• [Work instructions] Which lines hold the string "JSON"? Copy every one of them.
* BEGIN Given entries *
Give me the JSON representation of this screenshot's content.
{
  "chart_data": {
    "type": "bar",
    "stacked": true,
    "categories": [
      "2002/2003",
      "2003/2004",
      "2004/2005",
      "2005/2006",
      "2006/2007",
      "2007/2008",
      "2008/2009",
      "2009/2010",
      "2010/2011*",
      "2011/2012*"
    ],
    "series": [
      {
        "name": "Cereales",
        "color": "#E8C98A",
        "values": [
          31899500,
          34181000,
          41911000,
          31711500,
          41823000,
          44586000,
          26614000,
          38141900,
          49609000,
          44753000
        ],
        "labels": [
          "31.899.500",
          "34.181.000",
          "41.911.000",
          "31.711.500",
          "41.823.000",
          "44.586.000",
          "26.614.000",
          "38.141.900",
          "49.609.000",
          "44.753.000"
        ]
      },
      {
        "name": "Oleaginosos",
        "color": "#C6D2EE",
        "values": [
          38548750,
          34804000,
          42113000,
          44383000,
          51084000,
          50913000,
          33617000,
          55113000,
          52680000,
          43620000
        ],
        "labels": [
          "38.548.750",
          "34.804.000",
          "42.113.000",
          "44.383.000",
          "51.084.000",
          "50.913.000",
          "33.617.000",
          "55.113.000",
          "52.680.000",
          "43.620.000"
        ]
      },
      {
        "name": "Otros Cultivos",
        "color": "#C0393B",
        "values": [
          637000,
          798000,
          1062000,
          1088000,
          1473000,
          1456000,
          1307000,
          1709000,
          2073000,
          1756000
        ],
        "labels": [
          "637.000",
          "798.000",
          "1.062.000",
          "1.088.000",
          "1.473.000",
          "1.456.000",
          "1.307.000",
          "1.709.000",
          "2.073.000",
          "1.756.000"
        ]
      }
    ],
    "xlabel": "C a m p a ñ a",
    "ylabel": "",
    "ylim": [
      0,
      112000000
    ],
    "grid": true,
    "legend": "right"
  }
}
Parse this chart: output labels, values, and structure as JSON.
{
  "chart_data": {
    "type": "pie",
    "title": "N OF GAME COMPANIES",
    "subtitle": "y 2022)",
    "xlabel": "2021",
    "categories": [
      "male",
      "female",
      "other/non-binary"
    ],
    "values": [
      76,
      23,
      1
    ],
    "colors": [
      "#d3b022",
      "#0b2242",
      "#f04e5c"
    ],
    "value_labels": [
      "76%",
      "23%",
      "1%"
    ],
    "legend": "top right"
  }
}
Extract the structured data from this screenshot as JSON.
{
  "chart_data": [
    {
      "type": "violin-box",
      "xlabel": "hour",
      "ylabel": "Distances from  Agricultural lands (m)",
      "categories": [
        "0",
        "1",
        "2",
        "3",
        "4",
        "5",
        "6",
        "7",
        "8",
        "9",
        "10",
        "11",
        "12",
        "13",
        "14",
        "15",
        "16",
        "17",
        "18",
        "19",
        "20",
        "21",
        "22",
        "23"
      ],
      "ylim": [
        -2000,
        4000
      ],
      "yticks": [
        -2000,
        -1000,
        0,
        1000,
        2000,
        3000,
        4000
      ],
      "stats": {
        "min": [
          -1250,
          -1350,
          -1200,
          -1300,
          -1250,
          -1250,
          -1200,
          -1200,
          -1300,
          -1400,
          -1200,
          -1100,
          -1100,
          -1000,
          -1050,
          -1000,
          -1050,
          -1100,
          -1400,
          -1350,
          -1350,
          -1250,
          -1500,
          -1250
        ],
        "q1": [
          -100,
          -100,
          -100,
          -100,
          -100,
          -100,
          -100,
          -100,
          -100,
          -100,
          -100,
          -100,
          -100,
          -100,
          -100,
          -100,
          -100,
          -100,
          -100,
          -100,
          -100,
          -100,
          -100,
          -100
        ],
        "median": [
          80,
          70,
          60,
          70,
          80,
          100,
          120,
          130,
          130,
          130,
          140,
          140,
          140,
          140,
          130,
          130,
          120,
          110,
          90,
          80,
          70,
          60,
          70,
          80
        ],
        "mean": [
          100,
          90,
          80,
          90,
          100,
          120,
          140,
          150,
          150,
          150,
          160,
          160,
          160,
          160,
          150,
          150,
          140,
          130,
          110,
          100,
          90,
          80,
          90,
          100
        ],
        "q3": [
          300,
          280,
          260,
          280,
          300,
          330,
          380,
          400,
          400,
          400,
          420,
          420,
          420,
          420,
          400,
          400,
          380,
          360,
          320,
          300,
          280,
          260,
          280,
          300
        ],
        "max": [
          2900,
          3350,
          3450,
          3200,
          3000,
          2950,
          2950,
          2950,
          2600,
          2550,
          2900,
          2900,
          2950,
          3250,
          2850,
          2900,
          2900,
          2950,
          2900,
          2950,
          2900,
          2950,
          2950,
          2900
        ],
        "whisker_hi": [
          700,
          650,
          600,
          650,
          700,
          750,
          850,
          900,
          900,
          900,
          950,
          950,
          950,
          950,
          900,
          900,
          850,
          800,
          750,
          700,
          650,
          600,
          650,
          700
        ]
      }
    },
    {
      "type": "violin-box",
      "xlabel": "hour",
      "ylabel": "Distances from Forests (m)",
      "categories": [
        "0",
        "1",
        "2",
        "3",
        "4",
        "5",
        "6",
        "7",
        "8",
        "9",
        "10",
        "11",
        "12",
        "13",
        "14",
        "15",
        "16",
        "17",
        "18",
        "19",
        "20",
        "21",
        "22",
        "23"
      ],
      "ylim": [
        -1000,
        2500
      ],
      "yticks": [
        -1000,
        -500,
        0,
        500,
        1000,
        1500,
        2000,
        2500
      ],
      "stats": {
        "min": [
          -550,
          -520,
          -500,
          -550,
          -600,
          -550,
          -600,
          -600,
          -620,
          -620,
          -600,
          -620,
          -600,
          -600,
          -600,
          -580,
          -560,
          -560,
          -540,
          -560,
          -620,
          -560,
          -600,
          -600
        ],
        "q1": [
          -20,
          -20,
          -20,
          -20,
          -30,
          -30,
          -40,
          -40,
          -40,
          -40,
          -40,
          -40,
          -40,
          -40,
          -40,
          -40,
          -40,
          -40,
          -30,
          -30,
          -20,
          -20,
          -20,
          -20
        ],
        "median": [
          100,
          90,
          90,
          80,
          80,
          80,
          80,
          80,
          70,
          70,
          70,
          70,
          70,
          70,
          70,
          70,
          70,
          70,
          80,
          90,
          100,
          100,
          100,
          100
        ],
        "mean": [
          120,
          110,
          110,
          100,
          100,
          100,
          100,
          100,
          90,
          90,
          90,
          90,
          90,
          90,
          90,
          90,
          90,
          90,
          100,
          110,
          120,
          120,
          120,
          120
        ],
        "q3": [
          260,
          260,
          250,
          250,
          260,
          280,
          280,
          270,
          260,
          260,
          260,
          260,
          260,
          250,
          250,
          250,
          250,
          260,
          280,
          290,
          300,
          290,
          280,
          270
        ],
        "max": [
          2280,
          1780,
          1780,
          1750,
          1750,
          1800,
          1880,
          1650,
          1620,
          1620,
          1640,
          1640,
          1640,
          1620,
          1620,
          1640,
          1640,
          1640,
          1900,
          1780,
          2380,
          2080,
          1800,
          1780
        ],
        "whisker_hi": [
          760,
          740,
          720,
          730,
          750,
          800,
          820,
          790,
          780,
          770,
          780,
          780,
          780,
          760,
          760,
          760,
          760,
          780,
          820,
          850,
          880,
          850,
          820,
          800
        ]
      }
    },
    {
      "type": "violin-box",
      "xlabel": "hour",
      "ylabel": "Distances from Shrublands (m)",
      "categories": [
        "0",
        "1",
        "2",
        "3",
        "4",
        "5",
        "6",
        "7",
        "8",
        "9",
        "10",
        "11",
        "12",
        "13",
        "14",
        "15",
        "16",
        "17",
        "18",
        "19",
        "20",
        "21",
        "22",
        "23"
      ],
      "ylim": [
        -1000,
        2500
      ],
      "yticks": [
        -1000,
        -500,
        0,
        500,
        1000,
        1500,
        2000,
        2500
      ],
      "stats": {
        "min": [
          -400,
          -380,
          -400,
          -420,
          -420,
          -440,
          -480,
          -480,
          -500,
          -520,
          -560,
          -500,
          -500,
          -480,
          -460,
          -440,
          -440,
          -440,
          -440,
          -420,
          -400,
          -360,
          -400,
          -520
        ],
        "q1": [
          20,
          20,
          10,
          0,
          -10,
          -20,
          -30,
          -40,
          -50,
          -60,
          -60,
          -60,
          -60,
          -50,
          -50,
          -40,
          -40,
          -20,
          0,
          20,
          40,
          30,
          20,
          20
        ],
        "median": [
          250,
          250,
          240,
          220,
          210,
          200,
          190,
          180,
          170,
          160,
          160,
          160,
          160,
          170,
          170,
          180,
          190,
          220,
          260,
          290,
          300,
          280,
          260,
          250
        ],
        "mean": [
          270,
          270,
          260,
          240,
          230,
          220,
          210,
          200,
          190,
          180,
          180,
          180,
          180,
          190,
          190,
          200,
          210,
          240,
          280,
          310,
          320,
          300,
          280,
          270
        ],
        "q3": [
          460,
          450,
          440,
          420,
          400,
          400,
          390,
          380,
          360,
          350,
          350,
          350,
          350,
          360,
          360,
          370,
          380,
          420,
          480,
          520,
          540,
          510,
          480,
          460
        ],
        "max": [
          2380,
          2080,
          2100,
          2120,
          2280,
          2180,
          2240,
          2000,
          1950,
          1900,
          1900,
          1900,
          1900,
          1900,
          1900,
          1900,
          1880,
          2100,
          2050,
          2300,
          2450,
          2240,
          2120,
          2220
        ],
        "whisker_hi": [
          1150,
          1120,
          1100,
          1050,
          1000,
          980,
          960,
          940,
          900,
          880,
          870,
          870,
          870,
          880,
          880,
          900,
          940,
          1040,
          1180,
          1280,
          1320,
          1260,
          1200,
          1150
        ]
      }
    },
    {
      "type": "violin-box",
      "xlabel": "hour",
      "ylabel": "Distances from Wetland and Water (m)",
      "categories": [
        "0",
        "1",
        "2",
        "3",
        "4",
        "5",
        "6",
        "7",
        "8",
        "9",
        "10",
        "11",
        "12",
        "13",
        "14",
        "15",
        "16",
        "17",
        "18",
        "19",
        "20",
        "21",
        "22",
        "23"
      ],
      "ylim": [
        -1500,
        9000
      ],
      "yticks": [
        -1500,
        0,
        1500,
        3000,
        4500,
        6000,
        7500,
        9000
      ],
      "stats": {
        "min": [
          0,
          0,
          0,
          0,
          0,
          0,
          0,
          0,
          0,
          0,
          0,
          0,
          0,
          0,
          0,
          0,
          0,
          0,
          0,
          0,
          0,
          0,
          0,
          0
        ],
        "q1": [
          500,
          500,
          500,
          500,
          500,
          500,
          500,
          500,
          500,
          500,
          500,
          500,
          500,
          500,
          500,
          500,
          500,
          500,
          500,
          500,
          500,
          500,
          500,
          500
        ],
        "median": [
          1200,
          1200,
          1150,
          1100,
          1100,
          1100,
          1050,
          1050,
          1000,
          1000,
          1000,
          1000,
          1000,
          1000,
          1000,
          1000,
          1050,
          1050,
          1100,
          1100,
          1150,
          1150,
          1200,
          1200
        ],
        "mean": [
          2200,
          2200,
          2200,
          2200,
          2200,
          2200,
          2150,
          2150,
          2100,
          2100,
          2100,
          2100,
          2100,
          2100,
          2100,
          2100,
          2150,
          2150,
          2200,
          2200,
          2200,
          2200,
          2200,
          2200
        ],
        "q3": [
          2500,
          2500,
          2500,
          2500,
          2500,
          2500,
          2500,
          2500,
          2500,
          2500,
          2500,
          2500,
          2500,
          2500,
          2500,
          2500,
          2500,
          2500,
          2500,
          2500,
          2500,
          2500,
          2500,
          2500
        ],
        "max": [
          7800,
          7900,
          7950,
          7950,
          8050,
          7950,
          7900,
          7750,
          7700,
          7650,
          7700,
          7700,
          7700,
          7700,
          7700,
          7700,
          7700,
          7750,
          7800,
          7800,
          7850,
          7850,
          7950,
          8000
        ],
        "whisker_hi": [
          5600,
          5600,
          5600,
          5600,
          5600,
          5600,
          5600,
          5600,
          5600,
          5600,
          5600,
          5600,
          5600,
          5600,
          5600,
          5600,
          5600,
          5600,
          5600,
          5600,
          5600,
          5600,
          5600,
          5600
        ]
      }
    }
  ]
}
* END Given entries *
• [Solution to the exercise]
Give me the JSON representation of this screenshot's content.
Parse this chart: output labels, values, and structure as JSON.
Extract the structured data from this screenshot as JSON.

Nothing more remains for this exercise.